◆ Data excerpts
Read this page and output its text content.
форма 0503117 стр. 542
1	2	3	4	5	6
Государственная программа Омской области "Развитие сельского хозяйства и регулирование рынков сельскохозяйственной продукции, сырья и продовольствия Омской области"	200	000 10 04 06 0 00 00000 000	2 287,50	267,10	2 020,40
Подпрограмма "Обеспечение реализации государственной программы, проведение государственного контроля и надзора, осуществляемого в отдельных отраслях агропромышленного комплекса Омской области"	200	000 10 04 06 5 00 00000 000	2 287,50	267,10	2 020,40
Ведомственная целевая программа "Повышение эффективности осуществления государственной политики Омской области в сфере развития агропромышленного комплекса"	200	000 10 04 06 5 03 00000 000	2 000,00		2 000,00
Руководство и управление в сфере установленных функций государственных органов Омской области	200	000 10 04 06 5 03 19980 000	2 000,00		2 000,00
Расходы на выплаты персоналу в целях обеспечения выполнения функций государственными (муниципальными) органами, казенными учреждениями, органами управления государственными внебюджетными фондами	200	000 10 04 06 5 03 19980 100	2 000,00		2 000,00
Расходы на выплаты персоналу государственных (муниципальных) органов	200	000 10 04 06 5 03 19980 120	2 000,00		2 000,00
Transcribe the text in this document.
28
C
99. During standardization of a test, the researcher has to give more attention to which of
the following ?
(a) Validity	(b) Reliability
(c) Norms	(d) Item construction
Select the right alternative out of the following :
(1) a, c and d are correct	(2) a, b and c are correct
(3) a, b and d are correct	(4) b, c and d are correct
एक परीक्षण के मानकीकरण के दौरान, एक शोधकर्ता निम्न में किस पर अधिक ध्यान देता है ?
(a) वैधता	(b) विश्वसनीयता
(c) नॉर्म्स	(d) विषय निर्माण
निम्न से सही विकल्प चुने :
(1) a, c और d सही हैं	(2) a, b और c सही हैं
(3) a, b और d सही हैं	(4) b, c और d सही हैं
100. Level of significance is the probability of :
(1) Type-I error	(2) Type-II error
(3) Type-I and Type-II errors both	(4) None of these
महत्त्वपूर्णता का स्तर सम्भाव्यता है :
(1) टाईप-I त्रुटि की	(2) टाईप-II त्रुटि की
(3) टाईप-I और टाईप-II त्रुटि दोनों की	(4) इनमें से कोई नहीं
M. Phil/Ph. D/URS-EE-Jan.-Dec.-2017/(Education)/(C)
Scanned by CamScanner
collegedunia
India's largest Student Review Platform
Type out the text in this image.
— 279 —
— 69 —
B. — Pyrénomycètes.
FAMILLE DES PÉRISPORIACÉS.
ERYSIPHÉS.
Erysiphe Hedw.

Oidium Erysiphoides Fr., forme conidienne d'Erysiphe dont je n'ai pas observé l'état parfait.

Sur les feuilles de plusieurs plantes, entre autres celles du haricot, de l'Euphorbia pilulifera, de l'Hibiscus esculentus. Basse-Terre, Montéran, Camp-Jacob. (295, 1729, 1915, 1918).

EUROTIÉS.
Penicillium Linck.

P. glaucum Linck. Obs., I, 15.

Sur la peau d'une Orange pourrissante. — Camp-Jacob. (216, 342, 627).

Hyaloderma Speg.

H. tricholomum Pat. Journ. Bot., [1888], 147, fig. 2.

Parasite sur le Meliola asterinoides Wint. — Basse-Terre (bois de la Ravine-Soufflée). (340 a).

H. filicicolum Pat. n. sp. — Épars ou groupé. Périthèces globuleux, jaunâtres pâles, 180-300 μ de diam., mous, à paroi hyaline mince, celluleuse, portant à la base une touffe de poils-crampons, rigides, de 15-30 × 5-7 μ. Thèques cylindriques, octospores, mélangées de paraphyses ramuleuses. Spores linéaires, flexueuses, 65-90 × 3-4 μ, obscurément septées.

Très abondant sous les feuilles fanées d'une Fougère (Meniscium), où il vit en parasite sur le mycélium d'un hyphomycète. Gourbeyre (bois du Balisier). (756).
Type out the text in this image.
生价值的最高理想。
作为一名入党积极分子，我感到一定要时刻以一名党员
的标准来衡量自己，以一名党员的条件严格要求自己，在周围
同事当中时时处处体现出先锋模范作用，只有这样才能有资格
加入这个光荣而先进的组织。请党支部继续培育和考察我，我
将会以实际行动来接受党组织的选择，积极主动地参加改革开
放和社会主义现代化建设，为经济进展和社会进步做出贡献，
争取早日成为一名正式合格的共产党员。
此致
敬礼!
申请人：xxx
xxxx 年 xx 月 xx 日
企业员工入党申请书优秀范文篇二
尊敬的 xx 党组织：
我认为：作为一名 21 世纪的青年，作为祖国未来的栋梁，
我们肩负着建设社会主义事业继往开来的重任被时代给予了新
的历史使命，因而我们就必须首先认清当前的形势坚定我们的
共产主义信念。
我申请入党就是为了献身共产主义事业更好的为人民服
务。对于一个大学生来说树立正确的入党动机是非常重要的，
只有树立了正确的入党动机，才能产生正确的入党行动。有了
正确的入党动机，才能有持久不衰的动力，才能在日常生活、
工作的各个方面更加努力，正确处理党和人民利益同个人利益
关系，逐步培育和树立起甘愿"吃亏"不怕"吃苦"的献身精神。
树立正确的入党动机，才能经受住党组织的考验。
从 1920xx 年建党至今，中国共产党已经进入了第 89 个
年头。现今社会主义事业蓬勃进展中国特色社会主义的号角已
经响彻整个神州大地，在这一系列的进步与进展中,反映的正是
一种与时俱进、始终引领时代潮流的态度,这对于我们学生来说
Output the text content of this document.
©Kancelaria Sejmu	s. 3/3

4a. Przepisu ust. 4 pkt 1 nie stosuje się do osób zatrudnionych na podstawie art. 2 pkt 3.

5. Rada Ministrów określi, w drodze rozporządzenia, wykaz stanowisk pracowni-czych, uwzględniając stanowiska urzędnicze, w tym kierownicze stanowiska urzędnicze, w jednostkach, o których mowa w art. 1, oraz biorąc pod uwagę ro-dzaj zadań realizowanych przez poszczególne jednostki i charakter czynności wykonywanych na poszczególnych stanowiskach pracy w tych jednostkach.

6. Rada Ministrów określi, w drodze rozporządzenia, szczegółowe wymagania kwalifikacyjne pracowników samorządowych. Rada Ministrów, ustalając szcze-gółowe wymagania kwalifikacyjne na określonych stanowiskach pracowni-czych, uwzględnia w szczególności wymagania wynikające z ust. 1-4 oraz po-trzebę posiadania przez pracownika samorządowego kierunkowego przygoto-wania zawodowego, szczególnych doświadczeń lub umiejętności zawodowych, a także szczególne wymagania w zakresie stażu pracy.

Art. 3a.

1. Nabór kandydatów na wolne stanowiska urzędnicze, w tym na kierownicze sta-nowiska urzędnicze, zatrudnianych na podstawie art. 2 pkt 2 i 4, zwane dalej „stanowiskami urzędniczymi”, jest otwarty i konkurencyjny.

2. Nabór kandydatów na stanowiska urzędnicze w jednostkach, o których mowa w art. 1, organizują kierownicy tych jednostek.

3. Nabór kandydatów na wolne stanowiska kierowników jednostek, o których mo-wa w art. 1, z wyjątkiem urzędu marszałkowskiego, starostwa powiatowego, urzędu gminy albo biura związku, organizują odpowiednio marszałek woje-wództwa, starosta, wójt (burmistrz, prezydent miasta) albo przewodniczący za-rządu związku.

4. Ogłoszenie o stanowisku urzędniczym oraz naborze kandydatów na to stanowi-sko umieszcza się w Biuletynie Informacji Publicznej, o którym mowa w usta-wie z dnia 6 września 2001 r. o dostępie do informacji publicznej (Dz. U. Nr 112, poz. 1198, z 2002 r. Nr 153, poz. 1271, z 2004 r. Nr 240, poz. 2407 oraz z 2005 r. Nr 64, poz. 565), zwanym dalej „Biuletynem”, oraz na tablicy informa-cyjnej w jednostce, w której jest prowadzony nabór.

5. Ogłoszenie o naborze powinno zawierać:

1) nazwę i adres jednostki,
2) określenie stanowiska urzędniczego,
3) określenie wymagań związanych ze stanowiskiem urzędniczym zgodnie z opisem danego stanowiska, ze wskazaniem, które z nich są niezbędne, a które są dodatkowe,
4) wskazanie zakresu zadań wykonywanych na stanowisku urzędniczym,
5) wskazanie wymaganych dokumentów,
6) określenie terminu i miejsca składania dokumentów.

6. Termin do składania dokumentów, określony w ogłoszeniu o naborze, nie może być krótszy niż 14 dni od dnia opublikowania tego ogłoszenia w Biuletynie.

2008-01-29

◆ DIRECTIVE
What is the number of lines in the data above that include the word "wolne"? Answer with that number only.

◆ CORRECT OUTPUT
2